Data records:

---

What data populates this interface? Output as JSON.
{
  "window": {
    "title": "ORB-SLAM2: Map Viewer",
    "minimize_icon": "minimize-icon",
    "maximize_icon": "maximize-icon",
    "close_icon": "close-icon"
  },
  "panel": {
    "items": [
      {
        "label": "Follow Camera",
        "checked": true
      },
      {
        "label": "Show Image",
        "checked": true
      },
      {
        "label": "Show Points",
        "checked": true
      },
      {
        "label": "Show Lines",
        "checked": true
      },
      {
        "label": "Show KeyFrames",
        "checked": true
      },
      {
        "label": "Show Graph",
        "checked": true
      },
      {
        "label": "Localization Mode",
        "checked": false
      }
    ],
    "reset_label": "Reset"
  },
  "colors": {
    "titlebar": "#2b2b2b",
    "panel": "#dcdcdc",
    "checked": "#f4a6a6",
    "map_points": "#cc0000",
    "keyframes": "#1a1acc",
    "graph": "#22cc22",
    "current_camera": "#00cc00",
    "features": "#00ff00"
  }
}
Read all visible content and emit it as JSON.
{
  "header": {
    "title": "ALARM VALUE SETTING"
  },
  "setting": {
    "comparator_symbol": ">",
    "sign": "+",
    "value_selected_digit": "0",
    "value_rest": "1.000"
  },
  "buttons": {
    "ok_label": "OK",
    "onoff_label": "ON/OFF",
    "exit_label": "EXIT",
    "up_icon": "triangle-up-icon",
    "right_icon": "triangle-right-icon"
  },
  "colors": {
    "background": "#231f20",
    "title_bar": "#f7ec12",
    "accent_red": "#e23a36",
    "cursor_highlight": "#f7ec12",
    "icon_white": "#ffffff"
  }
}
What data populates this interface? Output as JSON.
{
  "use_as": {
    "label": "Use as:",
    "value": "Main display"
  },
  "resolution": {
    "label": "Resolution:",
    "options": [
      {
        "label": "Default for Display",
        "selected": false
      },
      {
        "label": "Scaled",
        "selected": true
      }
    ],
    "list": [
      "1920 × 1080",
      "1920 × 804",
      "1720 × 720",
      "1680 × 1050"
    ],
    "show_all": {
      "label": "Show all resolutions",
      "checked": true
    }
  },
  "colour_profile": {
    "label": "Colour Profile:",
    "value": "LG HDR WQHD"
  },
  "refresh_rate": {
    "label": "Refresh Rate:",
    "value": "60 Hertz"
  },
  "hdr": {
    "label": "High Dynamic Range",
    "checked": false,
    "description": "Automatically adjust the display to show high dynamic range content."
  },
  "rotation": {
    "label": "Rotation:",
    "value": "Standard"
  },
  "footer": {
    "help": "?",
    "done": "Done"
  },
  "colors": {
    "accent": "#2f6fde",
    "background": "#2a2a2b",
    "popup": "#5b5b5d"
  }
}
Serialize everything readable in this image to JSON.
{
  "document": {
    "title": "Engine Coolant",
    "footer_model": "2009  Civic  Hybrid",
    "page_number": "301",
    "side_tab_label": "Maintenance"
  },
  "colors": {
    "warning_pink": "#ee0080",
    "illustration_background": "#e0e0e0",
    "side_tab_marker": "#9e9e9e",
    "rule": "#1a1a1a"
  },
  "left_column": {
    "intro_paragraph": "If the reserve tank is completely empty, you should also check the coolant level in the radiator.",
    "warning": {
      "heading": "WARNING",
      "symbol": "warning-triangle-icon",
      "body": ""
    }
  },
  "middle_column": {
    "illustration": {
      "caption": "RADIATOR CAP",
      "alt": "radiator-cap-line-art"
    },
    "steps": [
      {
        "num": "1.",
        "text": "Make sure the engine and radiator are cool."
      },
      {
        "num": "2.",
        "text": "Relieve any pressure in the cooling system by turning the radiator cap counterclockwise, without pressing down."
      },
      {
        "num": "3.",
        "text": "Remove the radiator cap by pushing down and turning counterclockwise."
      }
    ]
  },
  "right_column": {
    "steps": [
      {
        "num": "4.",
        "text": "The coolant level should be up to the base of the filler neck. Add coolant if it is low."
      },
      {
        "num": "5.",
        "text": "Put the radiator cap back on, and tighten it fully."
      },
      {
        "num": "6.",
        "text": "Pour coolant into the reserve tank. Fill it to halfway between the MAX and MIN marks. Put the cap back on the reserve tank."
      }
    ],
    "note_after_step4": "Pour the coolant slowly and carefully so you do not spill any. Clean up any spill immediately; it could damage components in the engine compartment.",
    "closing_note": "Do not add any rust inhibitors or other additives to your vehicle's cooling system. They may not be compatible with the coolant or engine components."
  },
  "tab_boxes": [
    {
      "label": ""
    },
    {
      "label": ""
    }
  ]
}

---

Problem description: Repeat each record in full; every line must match exactly.

Written answer:
What data populates this interface? Output as JSON.
{
  "window": {
    "title": "ORB-SLAM2: Map Viewer",
    "minimize_icon": "minimize-icon",
    "maximize_icon": "maximize-icon",
    "close_icon": "close-icon"
  },
  "panel": {
    "items": [
      {
        "label": "Follow Camera",
        "checked": true
      },
      {
        "label": "Show Image",
        "checked": true
      },
      {
        "label": "Show Points",
        "checked": true
      },
      {
        "label": "Show Lines",
        "checked": true
      },
      {
        "label": "Show KeyFrames",
        "checked": true
      },
      {
        "label": "Show Graph",
        "checked": true
      },
      {
        "label": "Localization Mode",
        "checked": false
      }
    ],
    "reset_label": "Reset"
  },
  "colors": {
    "titlebar": "#2b2b2b",
    "panel": "#dcdcdc",
    "checked": "#f4a6a6",
    "map_points": "#cc0000",
    "keyframes": "#1a1acc",
    "graph": "#22cc22",
    "current_camera": "#00cc00",
    "features": "#00ff00"
  }
}
Read all visible content and emit it as JSON.
{
  "header": {
    "title": "ALARM VALUE SETTING"
  },
  "setting": {
    "comparator_symbol": ">",
    "sign": "+",
    "value_selected_digit": "0",
    "value_rest": "1.000"
  },
  "buttons": {
    "ok_label": "OK",
    "onoff_label": "ON/OFF",
    "exit_label": "EXIT",
    "up_icon": "triangle-up-icon",
    "right_icon": "triangle-right-icon"
  },
  "colors": {
    "background": "#231f20",
    "title_bar": "#f7ec12",
    "accent_red": "#e23a36",
    "cursor_highlight": "#f7ec12",
    "icon_white": "#ffffff"
  }
}
What data populates this interface? Output as JSON.
{
  "use_as": {
    "label": "Use as:",
    "value": "Main display"
  },
  "resolution": {
    "label": "Resolution:",
    "options": [
      {
        "label": "Default for Display",
        "selected": false
      },
      {
        "label": "Scaled",
        "selected": true
      }
    ],
    "list": [
      "1920 × 1080",
      "1920 × 804",
      "1720 × 720",
      "1680 × 1050"
    ],
    "show_all": {
      "label": "Show all resolutions",
      "checked": true
    }
  },
  "colour_profile": {
    "label": "Colour Profile:",
    "value": "LG HDR WQHD"
  },
  "refresh_rate": {
    "label": "Refresh Rate:",
    "value": "60 Hertz"
  },
  "hdr": {
    "label": "High Dynamic Range",
    "checked": false,
    "description": "Automatically adjust the display to show high dynamic range content."
  },
  "rotation": {
    "label": "Rotation:",
    "value": "Standard"
  },
  "footer": {
    "help": "?",
    "done": "Done"
  },
  "colors": {
    "accent": "#2f6fde",
    "background": "#2a2a2b",
    "popup": "#5b5b5d"
  }
}
Serialize everything readable in this image to JSON.
{
  "document": {
    "title": "Engine Coolant",
    "footer_model": "2009  Civic  Hybrid",
    "page_number": "301",
    "side_tab_label": "Maintenance"
  },
  "colors": {
    "warning_pink": "#ee0080",
    "illustration_background": "#e0e0e0",
    "side_tab_marker": "#9e9e9e",
    "rule": "#1a1a1a"
  },
  "left_column": {
    "intro_paragraph": "If the reserve tank is completely empty, you should also check the coolant level in the radiator.",
    "warning": {
      "heading": "WARNING",
      "symbol": "warning-triangle-icon",
      "body": ""
    }
  },
  "middle_column": {
    "illustration": {
      "caption": "RADIATOR CAP",
      "alt": "radiator-cap-line-art"
    },
    "steps": [
      {
        "num": "1.",
        "text": "Make sure the engine and radiator are cool."
      },
      {
        "num": "2.",
        "text": "Relieve any pressure in the cooling system by turning the radiator cap counterclockwise, without pressing down."
      },
      {
        "num": "3.",
        "text": "Remove the radiator cap by pushing down and turning counterclockwise."
      }
    ]
  },
  "right_column": {
    "steps": [
      {
        "num": "4.",
        "text": "The coolant level should be up to the base of the filler neck. Add coolant if it is low."
      },
      {
        "num": "5.",
        "text": "Put the radiator cap back on, and tighten it fully."
      },
      {
        "num": "6.",
        "text": "Pour coolant into the reserve tank. Fill it to halfway between the MAX and MIN marks. Put the cap back on the reserve tank."
      }
    ],
    "note_after_step4": "Pour the coolant slowly and carefully so you do not spill any. Clean up any spill immediately; it could damage components in the engine compartment.",
    "closing_note": "Do not add any rust inhibitors or other additives to your vehicle's cooling system. They may not be compatible with the coolant or engine components."
  },
  "tab_boxes": [
    {
      "label": ""
    },
    {
      "label": ""
    }
  ]
}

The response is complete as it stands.